To do: Reproduce the lines of the material exactly, excluding every image.

Dataset items:
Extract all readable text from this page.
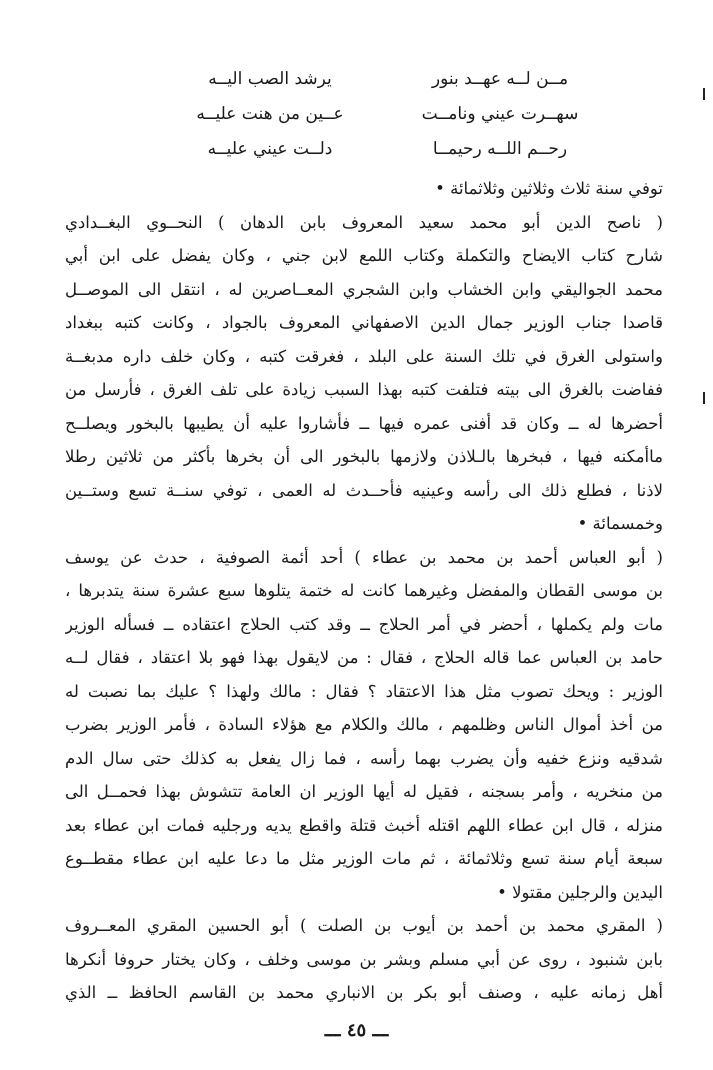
مــن لــه عهــد بنور
يرشد الصب اليــه
سهــرت عيني ونامــت
عــين من هنت عليــه
رحــم اللــه رحيمــا
دلــت عيني عليــه
توفي سنة ثلاث وثلاثين وثلاثمائة •
( ناصح الدين أبو محمد سعيد المعروف بابن الدهان ) النحــوي البغــدادي
شارح كتاب الايضاح والتكملة وكتاب اللمع لابن جني ، وكان يفضل على ابن أبي
محمد الجواليقي وابن الخشاب وابن الشجري المعــاصرين له ، انتقل الى الموصــل
قاصدا جناب الوزير جمال الدين الاصفهاني المعروف بالجواد ، وكانت كتبه ببغداد
واستولى الغرق في تلك السنة على البلد ، فغرقت كتبه ، وكان خلف داره مدبغــة
ففاضت بالغرق الى بيته فتلفت كتبه بهذا السبب زيادة على تلف الغرق ، فأرسل من
أحضرها له ــ وكان قد أفنى عمره فيها ــ فأشاروا عليه أن يطيبها بالبخور ويصلــح
ماأمكنه فيها ، فبخرها بالـلاذن ولازمها بالبخور الى أن بخرها بأكثر من ثلاثين رطلا
لاذنا ، فطلع ذلك الى رأسه وعينيه فأحــدث له العمى ، توفي سنــة تسع وستــين
وخمسمائة •
( أبو العباس أحمد بن محمد بن عطاء ) أحد أئمة الصوفية ، حدث عن يوسف
بن موسى القطان والمفضل وغيرهما كانت له ختمة يتلوها سبع عشرة سنة يتدبرها ،
مات ولم يكملها ، أحضر في أمر الحلاج ــ وقد كتب الحلاج اعتقاده ــ فسأله الوزير
حامد بن العباس عما قاله الحلاج ، فقال : من لايقول بهذا فهو بلا اعتقاد ، فقال لــه
الوزير : ويحك تصوب مثل هذا الاعتقاد ؟ فقال : مالك ولهذا ؟ عليك بما نصبت له
من أخذ أموال الناس وظلمهم ، مالك والكلام مع هؤلاء السادة ، فأمر الوزير بضرب
شدقيه ونزع خفيه وأن يضرب بهما رأسه ، فما زال يفعل به كذلك حتى سال الدم
من منخريه ، وأمر بسجنه ، فقيل له أيها الوزير ان العامة تتشوش بهذا فحمــل الى
منزله ، قال ابن عطاء اللهم اقتله أخبث قتلة واقطع يديه ورجليه فمات ابن عطاء بعد
سبعة أيام سنة تسع وثلاثمائة ، ثم مات الوزير مثل ما دعا عليه ابن عطاء مقطــوع
اليدين والرجلين مقتولا •
( المقري محمد بن أحمد بن أيوب بن الصلت ) أبو الحسين المقري المعــروف
بابن شنبود ، روى عن أبي مسلم وبشر بن موسى وخلف ، وكان يختار حروفا أنكرها
أهل زمانه عليه ، وصنف أبو بكر بن الانباري محمد بن القاسم الحافظ ــ الذي
ـــ ٤٥ ـــ
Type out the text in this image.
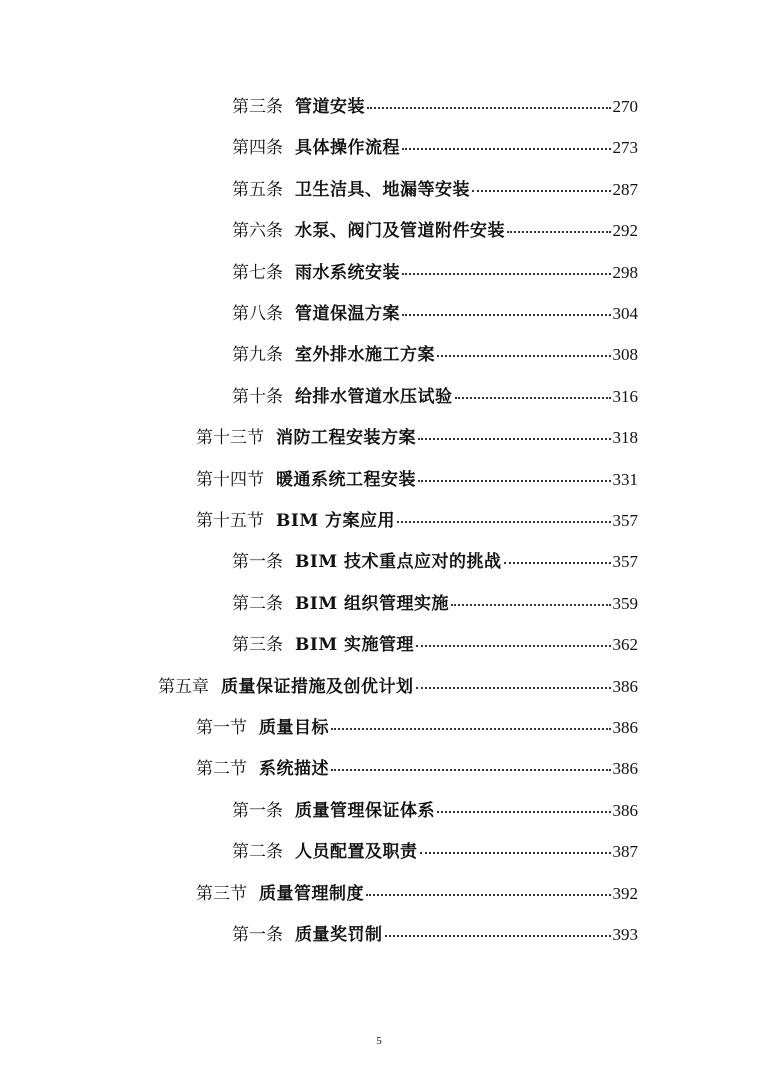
第三条 管道安装	270
第四条 具体操作流程	273
第五条 卫生洁具、地漏等安装	287
第六条 水泵、阀门及管道附件安装	292
第七条 雨水系统安装	298
第八条 管道保温方案	304
第九条 室外排水施工方案	308
第十条 给排水管道水压试验	316
第十三节 消防工程安装方案	318
第十四节 暖通系统工程安装	331
第十五节 BIM 方案应用	357
第一条 BIM 技术重点应对的挑战	357
第二条 BIM 组织管理实施	359
第三条 BIM 实施管理	362
第五章 质量保证措施及创优计划	386
第一节 质量目标	386
第二节 系统描述	386
第一条 质量管理保证体系	386
第二条 人员配置及职责	387
第三节 质量管理制度	392
第一条 质量奖罚制	393
5
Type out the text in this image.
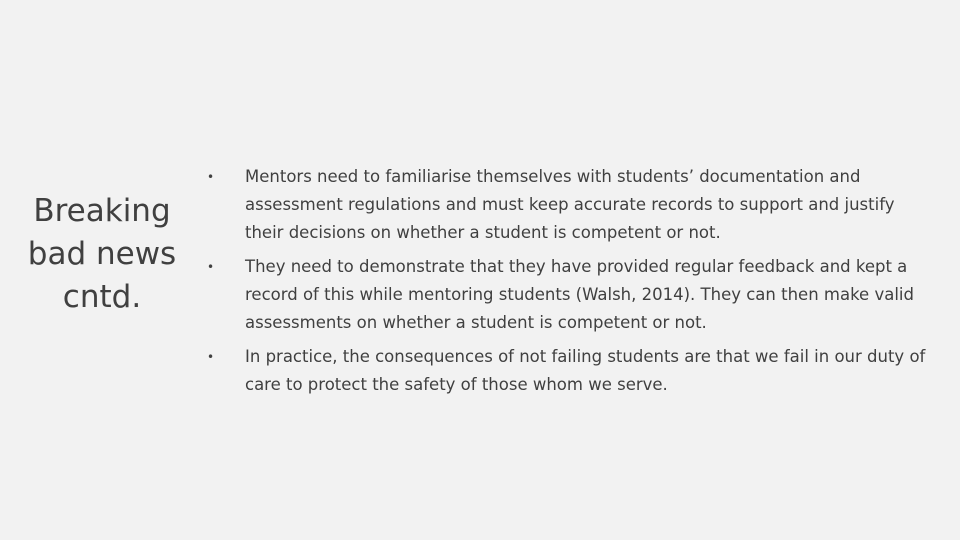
Breaking bad news cntd.
• Mentors need to familiarise themselves with students’ documentation and assessment regulations and must keep accurate records to support and justify their decisions on whether a student is competent or not.
• They need to demonstrate that they have provided regular feedback and kept a record of this while mentoring students (Walsh, 2014). They can then make valid assessments on whether a student is competent or not.
• In practice, the consequences of not failing students are that we fail in our duty of care to protect the safety of those whom we serve.
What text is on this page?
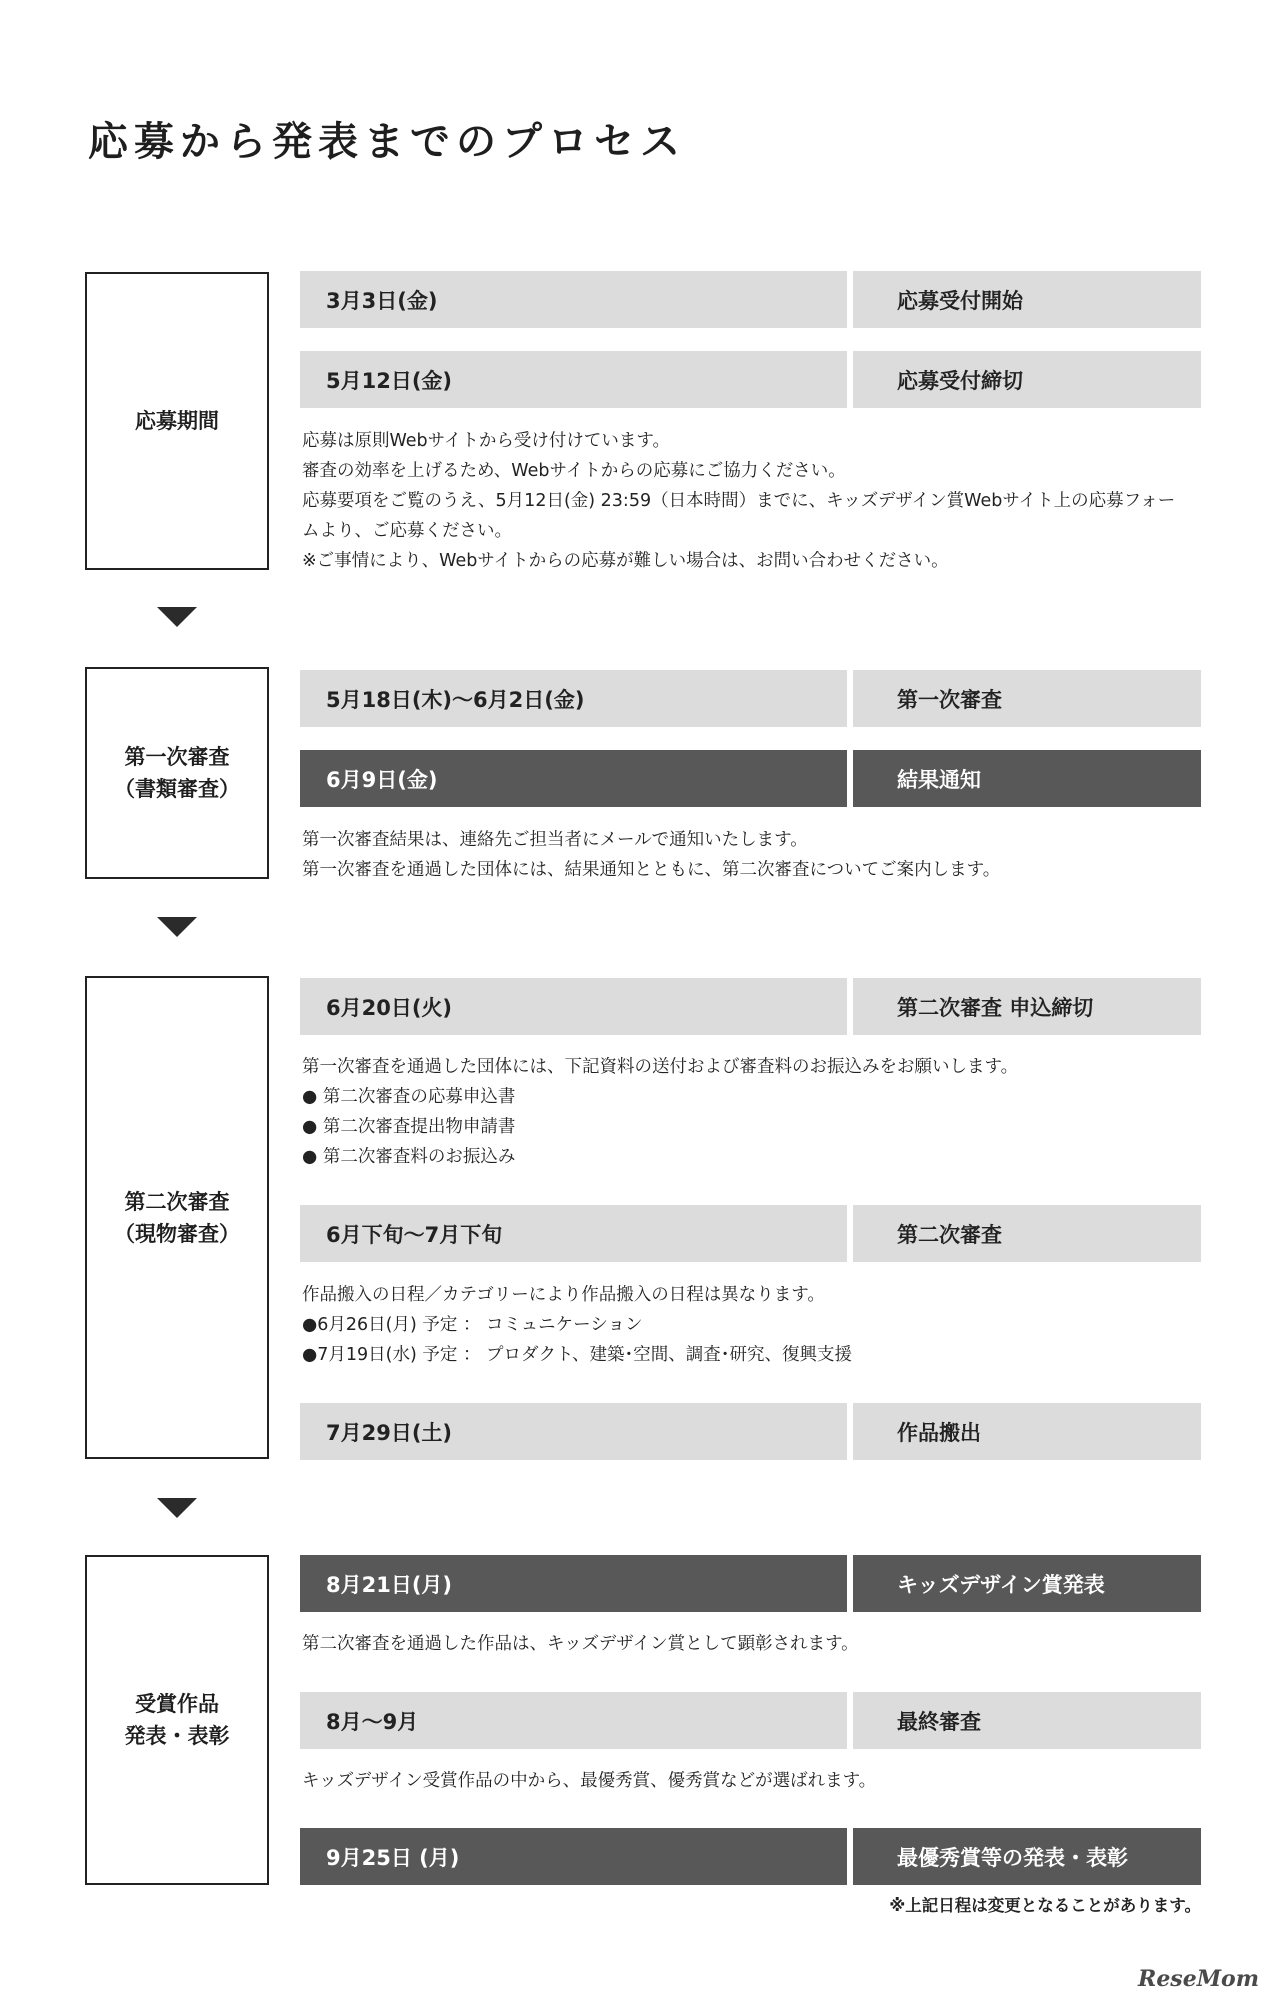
応募から発表までのプロセス
応募期間
3月3日(金)	応募受付開始
5月12日(金)	応募受付締切
応募は原則Webサイトから受け付けています。
審査の効率を上げるため、Webサイトからの応募にご協力ください。
応募要項をご覧のうえ、5月12日(金) 23:59（日本時間）までに、キッズデザイン賞Webサイト上の応募フォー
ムより、ご応募ください。
※ご事情により、Webサイトからの応募が難しい場合は、お問い合わせください。
第一次審査
（書類審査）
5月18日(木)〜6月2日(金)	第一次審査
6月9日(金)	結果通知
第一次審査結果は、連絡先ご担当者にメールで通知いたします。
第一次審査を通過した団体には、結果通知とともに、第二次審査についてご案内します。
第二次審査
（現物審査）
6月20日(火)	第二次審査 申込締切
第一次審査を通過した団体には、下記資料の送付および審査料のお振込みをお願いします。
● 第二次審査の応募申込書
● 第二次審査提出物申請書
● 第二次審査料のお振込み
6月下旬〜7月下旬	第二次審査
作品搬入の日程／カテゴリーにより作品搬入の日程は異なります。
●6月26日(月) 予定 ： コミュニケーション
●7月19日(水) 予定 ： プロダクト、建築･空間、調査･研究、復興支援
7月29日(土)	作品搬出
受賞作品
発表・表彰
8月21日(月)	キッズデザイン賞発表
第二次審査を通過した作品は、キッズデザイン賞として顕彰されます。
8月〜9月	最終審査
キッズデザイン受賞作品の中から、最優秀賞、優秀賞などが選ばれます。
9月25日 (月)	最優秀賞等の発表・表彰
※上記日程は変更となることがあります。
ReseMom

The result:
Extract all readable text from this page.
مــن لــه عهــد بنور
يرشد الصب اليــه
سهــرت عيني ونامــت
عــين من هنت عليــه
رحــم اللــه رحيمــا
دلــت عيني عليــه
توفي سنة ثلاث وثلاثين وثلاثمائة •
( ناصح الدين أبو محمد سعيد المعروف بابن الدهان ) النحــوي البغــدادي
شارح كتاب الايضاح والتكملة وكتاب اللمع لابن جني ، وكان يفضل على ابن أبي
محمد الجواليقي وابن الخشاب وابن الشجري المعــاصرين له ، انتقل الى الموصــل
قاصدا جناب الوزير جمال الدين الاصفهاني المعروف بالجواد ، وكانت كتبه ببغداد
واستولى الغرق في تلك السنة على البلد ، فغرقت كتبه ، وكان خلف داره مدبغــة
ففاضت بالغرق الى بيته فتلفت كتبه بهذا السبب زيادة على تلف الغرق ، فأرسل من
أحضرها له ــ وكان قد أفنى عمره فيها ــ فأشاروا عليه أن يطيبها بالبخور ويصلــح
ماأمكنه فيها ، فبخرها بالـلاذن ولازمها بالبخور الى أن بخرها بأكثر من ثلاثين رطلا
لاذنا ، فطلع ذلك الى رأسه وعينيه فأحــدث له العمى ، توفي سنــة تسع وستــين
وخمسمائة •
( أبو العباس أحمد بن محمد بن عطاء ) أحد أئمة الصوفية ، حدث عن يوسف
بن موسى القطان والمفضل وغيرهما كانت له ختمة يتلوها سبع عشرة سنة يتدبرها ،
مات ولم يكملها ، أحضر في أمر الحلاج ــ وقد كتب الحلاج اعتقاده ــ فسأله الوزير
حامد بن العباس عما قاله الحلاج ، فقال : من لايقول بهذا فهو بلا اعتقاد ، فقال لــه
الوزير : ويحك تصوب مثل هذا الاعتقاد ؟ فقال : مالك ولهذا ؟ عليك بما نصبت له
من أخذ أموال الناس وظلمهم ، مالك والكلام مع هؤلاء السادة ، فأمر الوزير بضرب
شدقيه ونزع خفيه وأن يضرب بهما رأسه ، فما زال يفعل به كذلك حتى سال الدم
من منخريه ، وأمر بسجنه ، فقيل له أيها الوزير ان العامة تتشوش بهذا فحمــل الى
منزله ، قال ابن عطاء اللهم اقتله أخبث قتلة واقطع يديه ورجليه فمات ابن عطاء بعد
سبعة أيام سنة تسع وثلاثمائة ، ثم مات الوزير مثل ما دعا عليه ابن عطاء مقطــوع
اليدين والرجلين مقتولا •
( المقري محمد بن أحمد بن أيوب بن الصلت ) أبو الحسين المقري المعــروف
بابن شنبود ، روى عن أبي مسلم وبشر بن موسى وخلف ، وكان يختار حروفا أنكرها
أهل زمانه عليه ، وصنف أبو بكر بن الانباري محمد بن القاسم الحافظ ــ الذي
ـــ ٤٥ ـــ
Type out the text in this image.
第三条 管道安装	270
第四条 具体操作流程	273
第五条 卫生洁具、地漏等安装	287
第六条 水泵、阀门及管道附件安装	292
第七条 雨水系统安装	298
第八条 管道保温方案	304
第九条 室外排水施工方案	308
第十条 给排水管道水压试验	316
第十三节 消防工程安装方案	318
第十四节 暖通系统工程安装	331
第十五节 BIM 方案应用	357
第一条 BIM 技术重点应对的挑战	357
第二条 BIM 组织管理实施	359
第三条 BIM 实施管理	362
第五章 质量保证措施及创优计划	386
第一节 质量目标	386
第二节 系统描述	386
第一条 质量管理保证体系	386
第二条 人员配置及职责	387
第三节 质量管理制度	392
第一条 质量奖罚制	393
5
Type out the text in this image.
Breaking bad news cntd.
• Mentors need to familiarise themselves with students’ documentation and assessment regulations and must keep accurate records to support and justify their decisions on whether a student is competent or not.
• They need to demonstrate that they have provided regular feedback and kept a record of this while mentoring students (Walsh, 2014). They can then make valid assessments on whether a student is competent or not.
• In practice, the consequences of not failing students are that we fail in our duty of care to protect the safety of those whom we serve.
What text is on this page?
応募から発表までのプロセス
応募期間
3月3日(金)	応募受付開始
5月12日(金)	応募受付締切
応募は原則Webサイトから受け付けています。
審査の効率を上げるため、Webサイトからの応募にご協力ください。
応募要項をご覧のうえ、5月12日(金) 23:59（日本時間）までに、キッズデザイン賞Webサイト上の応募フォー
ムより、ご応募ください。
※ご事情により、Webサイトからの応募が難しい場合は、お問い合わせください。
第一次審査
（書類審査）
5月18日(木)〜6月2日(金)	第一次審査
6月9日(金)	結果通知
第一次審査結果は、連絡先ご担当者にメールで通知いたします。
第一次審査を通過した団体には、結果通知とともに、第二次審査についてご案内します。
第二次審査
（現物審査）
6月20日(火)	第二次審査 申込締切
第一次審査を通過した団体には、下記資料の送付および審査料のお振込みをお願いします。
● 第二次審査の応募申込書
● 第二次審査提出物申請書
● 第二次審査料のお振込み
6月下旬〜7月下旬	第二次審査
作品搬入の日程／カテゴリーにより作品搬入の日程は異なります。
●6月26日(月) 予定 ： コミュニケーション
●7月19日(水) 予定 ： プロダクト、建築･空間、調査･研究、復興支援
7月29日(土)	作品搬出
受賞作品
発表・表彰
8月21日(月)	キッズデザイン賞発表
第二次審査を通過した作品は、キッズデザイン賞として顕彰されます。
8月〜9月	最終審査
キッズデザイン受賞作品の中から、最優秀賞、優秀賞などが選ばれます。
9月25日 (月)	最優秀賞等の発表・表彰
※上記日程は変更となることがあります。
ReseMom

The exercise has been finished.